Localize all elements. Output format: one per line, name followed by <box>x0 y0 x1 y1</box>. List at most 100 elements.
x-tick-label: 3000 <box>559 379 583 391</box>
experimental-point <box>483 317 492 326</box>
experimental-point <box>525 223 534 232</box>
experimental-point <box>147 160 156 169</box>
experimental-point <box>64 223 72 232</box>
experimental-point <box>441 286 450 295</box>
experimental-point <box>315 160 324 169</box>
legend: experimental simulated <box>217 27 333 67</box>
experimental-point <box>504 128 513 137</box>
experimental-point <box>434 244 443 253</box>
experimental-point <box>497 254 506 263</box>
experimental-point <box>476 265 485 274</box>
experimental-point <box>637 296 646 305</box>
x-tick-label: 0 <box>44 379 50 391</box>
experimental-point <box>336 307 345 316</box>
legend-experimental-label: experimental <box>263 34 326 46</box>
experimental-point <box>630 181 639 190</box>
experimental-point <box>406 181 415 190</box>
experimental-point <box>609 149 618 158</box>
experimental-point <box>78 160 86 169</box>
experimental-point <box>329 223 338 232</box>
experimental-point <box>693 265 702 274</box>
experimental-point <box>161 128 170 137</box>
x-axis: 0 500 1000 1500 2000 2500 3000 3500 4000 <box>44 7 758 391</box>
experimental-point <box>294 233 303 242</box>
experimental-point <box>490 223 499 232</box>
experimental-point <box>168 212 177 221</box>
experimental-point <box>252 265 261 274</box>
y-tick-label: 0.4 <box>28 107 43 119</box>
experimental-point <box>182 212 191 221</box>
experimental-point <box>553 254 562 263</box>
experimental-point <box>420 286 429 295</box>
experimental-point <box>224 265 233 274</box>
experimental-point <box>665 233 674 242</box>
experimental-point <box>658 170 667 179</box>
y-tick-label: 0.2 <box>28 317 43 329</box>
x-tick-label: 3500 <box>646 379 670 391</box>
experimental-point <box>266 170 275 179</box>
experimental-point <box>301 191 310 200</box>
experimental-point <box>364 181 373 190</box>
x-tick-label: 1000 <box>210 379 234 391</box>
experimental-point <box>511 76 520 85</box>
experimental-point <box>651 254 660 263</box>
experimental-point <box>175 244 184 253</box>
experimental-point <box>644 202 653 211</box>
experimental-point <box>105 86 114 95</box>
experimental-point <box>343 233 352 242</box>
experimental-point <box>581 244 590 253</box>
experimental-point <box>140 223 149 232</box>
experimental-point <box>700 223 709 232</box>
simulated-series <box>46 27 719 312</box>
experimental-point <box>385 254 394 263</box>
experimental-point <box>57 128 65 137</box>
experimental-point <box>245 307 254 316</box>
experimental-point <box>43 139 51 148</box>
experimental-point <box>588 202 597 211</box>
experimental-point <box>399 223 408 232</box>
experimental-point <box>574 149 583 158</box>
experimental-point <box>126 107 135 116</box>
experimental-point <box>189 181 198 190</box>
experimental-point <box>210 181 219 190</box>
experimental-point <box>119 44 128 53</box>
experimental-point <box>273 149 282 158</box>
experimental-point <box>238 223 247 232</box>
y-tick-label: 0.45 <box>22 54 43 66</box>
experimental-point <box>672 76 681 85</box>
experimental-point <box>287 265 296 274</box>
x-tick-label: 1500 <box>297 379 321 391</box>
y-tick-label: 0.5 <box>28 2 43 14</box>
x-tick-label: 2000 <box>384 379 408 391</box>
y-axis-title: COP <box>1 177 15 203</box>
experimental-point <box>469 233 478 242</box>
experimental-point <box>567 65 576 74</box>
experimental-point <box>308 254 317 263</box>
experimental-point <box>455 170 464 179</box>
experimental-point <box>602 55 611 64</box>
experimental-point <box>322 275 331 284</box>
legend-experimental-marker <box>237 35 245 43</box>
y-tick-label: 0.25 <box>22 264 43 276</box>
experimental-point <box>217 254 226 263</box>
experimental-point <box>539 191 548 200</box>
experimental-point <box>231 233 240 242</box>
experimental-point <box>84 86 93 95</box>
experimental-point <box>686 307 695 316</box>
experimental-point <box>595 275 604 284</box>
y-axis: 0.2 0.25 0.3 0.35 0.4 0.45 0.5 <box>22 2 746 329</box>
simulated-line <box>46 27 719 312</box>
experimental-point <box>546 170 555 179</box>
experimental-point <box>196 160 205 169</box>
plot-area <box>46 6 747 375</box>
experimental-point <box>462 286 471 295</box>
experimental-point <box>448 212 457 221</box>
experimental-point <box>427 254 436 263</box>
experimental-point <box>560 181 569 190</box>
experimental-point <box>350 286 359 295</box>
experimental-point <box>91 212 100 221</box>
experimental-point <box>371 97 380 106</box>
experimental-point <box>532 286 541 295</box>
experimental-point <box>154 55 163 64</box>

TASK OBJECTIVE.
Copy out every line above word for word, in the same order.

OUTPUT.
Localize all elements. Output format: one per line, name followed by <box>x0 y0 x1 y1</box>. List at most 100 elements.
x-tick-label: 3000 <box>559 379 583 391</box>
experimental-point <box>483 317 492 326</box>
experimental-point <box>525 223 534 232</box>
experimental-point <box>147 160 156 169</box>
experimental-point <box>64 223 72 232</box>
experimental-point <box>441 286 450 295</box>
experimental-point <box>315 160 324 169</box>
legend: experimental simulated <box>217 27 333 67</box>
experimental-point <box>504 128 513 137</box>
experimental-point <box>434 244 443 253</box>
experimental-point <box>497 254 506 263</box>
experimental-point <box>476 265 485 274</box>
experimental-point <box>637 296 646 305</box>
x-tick-label: 0 <box>44 379 50 391</box>
experimental-point <box>336 307 345 316</box>
legend-experimental-label: experimental <box>263 34 326 46</box>
experimental-point <box>630 181 639 190</box>
experimental-point <box>406 181 415 190</box>
experimental-point <box>609 149 618 158</box>
experimental-point <box>78 160 86 169</box>
experimental-point <box>329 223 338 232</box>
experimental-point <box>693 265 702 274</box>
experimental-point <box>161 128 170 137</box>
x-axis: 0 500 1000 1500 2000 2500 3000 3500 4000 <box>44 7 758 391</box>
experimental-point <box>294 233 303 242</box>
experimental-point <box>490 223 499 232</box>
experimental-point <box>168 212 177 221</box>
experimental-point <box>252 265 261 274</box>
y-tick-label: 0.4 <box>28 107 43 119</box>
experimental-point <box>182 212 191 221</box>
experimental-point <box>553 254 562 263</box>
experimental-point <box>420 286 429 295</box>
experimental-point <box>224 265 233 274</box>
experimental-point <box>665 233 674 242</box>
experimental-point <box>658 170 667 179</box>
y-tick-label: 0.2 <box>28 317 43 329</box>
x-tick-label: 3500 <box>646 379 670 391</box>
experimental-point <box>266 170 275 179</box>
experimental-point <box>301 191 310 200</box>
experimental-point <box>364 181 373 190</box>
x-tick-label: 1000 <box>210 379 234 391</box>
experimental-point <box>511 76 520 85</box>
experimental-point <box>651 254 660 263</box>
experimental-point <box>175 244 184 253</box>
experimental-point <box>644 202 653 211</box>
experimental-point <box>105 86 114 95</box>
experimental-point <box>343 233 352 242</box>
experimental-point <box>581 244 590 253</box>
experimental-point <box>140 223 149 232</box>
experimental-point <box>700 223 709 232</box>
simulated-series <box>46 27 719 312</box>
experimental-point <box>385 254 394 263</box>
experimental-point <box>57 128 65 137</box>
experimental-point <box>245 307 254 316</box>
experimental-point <box>43 139 51 148</box>
experimental-point <box>588 202 597 211</box>
experimental-point <box>399 223 408 232</box>
experimental-point <box>574 149 583 158</box>
experimental-point <box>126 107 135 116</box>
experimental-point <box>189 181 198 190</box>
experimental-point <box>210 181 219 190</box>
experimental-point <box>119 44 128 53</box>
experimental-point <box>273 149 282 158</box>
experimental-point <box>238 223 247 232</box>
y-tick-label: 0.45 <box>22 54 43 66</box>
experimental-point <box>672 76 681 85</box>
experimental-point <box>287 265 296 274</box>
x-tick-label: 1500 <box>297 379 321 391</box>
y-tick-label: 0.5 <box>28 2 43 14</box>
x-tick-label: 2000 <box>384 379 408 391</box>
y-axis-title: COP <box>1 177 15 203</box>
experimental-point <box>469 233 478 242</box>
experimental-point <box>567 65 576 74</box>
experimental-point <box>308 254 317 263</box>
experimental-point <box>455 170 464 179</box>
experimental-point <box>602 55 611 64</box>
experimental-point <box>322 275 331 284</box>
legend-experimental-marker <box>237 35 245 43</box>
y-tick-label: 0.25 <box>22 264 43 276</box>
experimental-point <box>217 254 226 263</box>
experimental-point <box>539 191 548 200</box>
experimental-point <box>231 233 240 242</box>
experimental-point <box>84 86 93 95</box>
experimental-point <box>686 307 695 316</box>
experimental-point <box>595 275 604 284</box>
y-axis: 0.2 0.25 0.3 0.35 0.4 0.45 0.5 <box>22 2 746 329</box>
simulated-line <box>46 27 719 312</box>
experimental-point <box>546 170 555 179</box>
experimental-point <box>196 160 205 169</box>
plot-area <box>46 6 747 375</box>
experimental-point <box>462 286 471 295</box>
experimental-point <box>448 212 457 221</box>
experimental-point <box>427 254 436 263</box>
experimental-point <box>560 181 569 190</box>
experimental-point <box>350 286 359 295</box>
experimental-point <box>91 212 100 221</box>
experimental-point <box>371 97 380 106</box>
experimental-point <box>532 286 541 295</box>
experimental-point <box>154 55 163 64</box>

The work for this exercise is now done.